» INSTRUCTION: Show each line from the listing that includes the word "title".

» EXTRACTED ENTRIES:
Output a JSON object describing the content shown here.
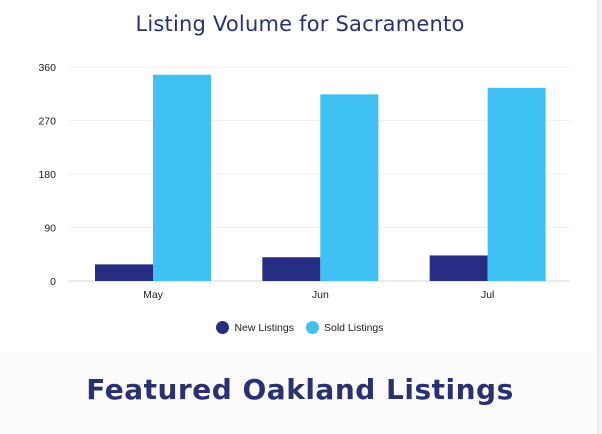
{
  "chart_data": {
    "type": "bar",
    "title": "Listing Volume for Sacramento",
    "categories": [
      "May",
      "Jun",
      "Jul"
    ],
    "series": [
      {
        "name": "New Listings",
        "values": [
          28,
          40,
          43
        ],
        "color": "#262d82"
      },
      {
        "name": "Sold Listings",
        "values": [
          347,
          314,
          325
        ],
        "color": "#40c1f3"
      }
    ],
    "yticks": [
      0,
      90,
      180,
      270,
      360
    ],
    "ylim": [
      0,
      360
    ],
    "xlabel": "",
    "ylabel": "",
    "grid": true,
    "legend_position": "bottom-center"
  },
  "featured": {
    "heading": "Featured Oakland Listings"
  },
  "colors": {
    "title": "#2b3075",
    "grid": "#f0f0f0"
  }
}
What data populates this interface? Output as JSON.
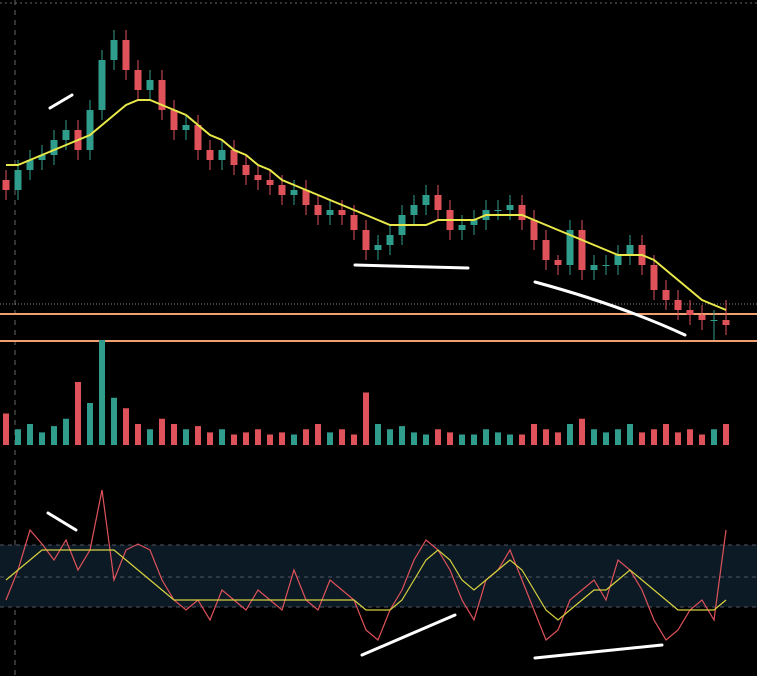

» FINAL ANSWER:
    "title": "Listing Volume for Sacramento",
    "title": "#2b3075",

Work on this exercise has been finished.